>> Begin Entries shown

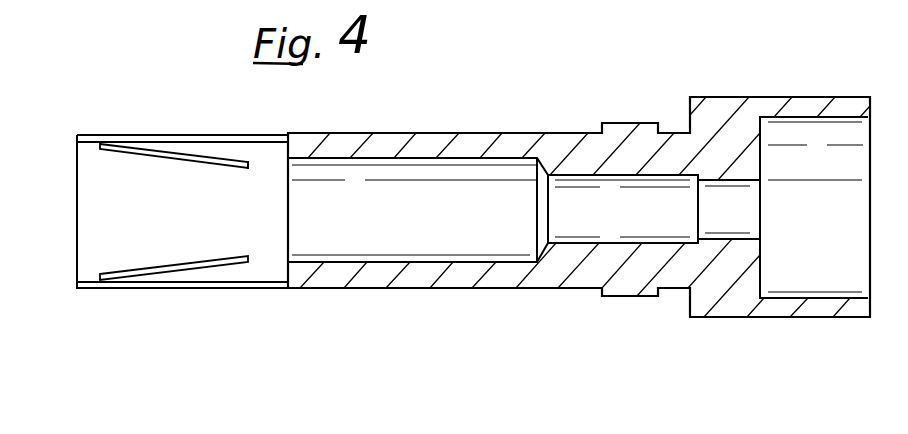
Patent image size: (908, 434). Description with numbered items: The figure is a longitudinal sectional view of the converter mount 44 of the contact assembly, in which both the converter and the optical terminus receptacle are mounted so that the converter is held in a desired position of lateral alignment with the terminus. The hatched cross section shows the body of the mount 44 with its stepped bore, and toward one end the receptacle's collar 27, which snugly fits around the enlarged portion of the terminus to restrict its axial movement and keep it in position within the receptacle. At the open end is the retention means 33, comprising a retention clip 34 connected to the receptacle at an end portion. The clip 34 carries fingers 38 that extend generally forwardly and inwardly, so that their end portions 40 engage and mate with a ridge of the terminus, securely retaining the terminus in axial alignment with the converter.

The collar 27 is at (462, 142).
The retention means 33 is at (205, 290).
The retention clip 34 is at (137, 290).
The fingers 38 is at (208, 155).
The end portions 40 is at (250, 167).
The converter mount 44 is at (450, 288).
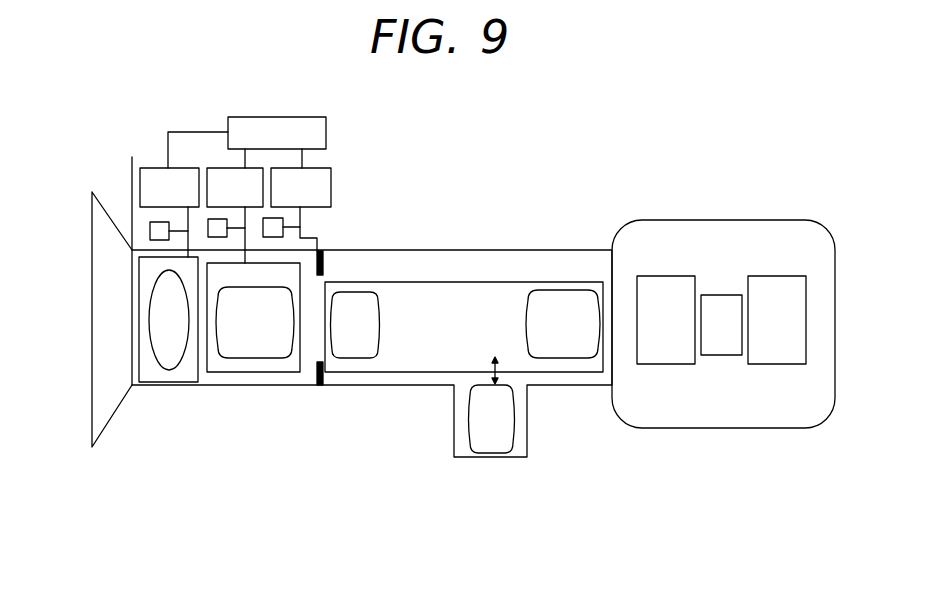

>> End Entries shown

Copy out the rows above word for word, leaving out the pictures.

Patent image size: (908, 434). Description with numbered items: The figure is a longitudinal sectional view of the converter mount 44 of the contact assembly, in which both the converter and the optical terminus receptacle are mounted so that the converter is held in a desired position of lateral alignment with the terminus. The hatched cross section shows the body of the mount 44 with its stepped bore, and toward one end the receptacle's collar 27, which snugly fits around the enlarged portion of the terminus to restrict its axial movement and keep it in position within the receptacle. At the open end is the retention means 33, comprising a retention clip 34 connected to the receptacle at an end portion. The clip 34 carries fingers 38 that extend generally forwardly and inwardly, so that their end portions 40 engage and mate with a ridge of the terminus, securely retaining the terminus in axial alignment with the converter.

The collar 27 is at (462, 142).
The retention means 33 is at (205, 290).
The retention clip 34 is at (137, 290).
The fingers 38 is at (208, 155).
The end portions 40 is at (250, 167).
The converter mount 44 is at (450, 288).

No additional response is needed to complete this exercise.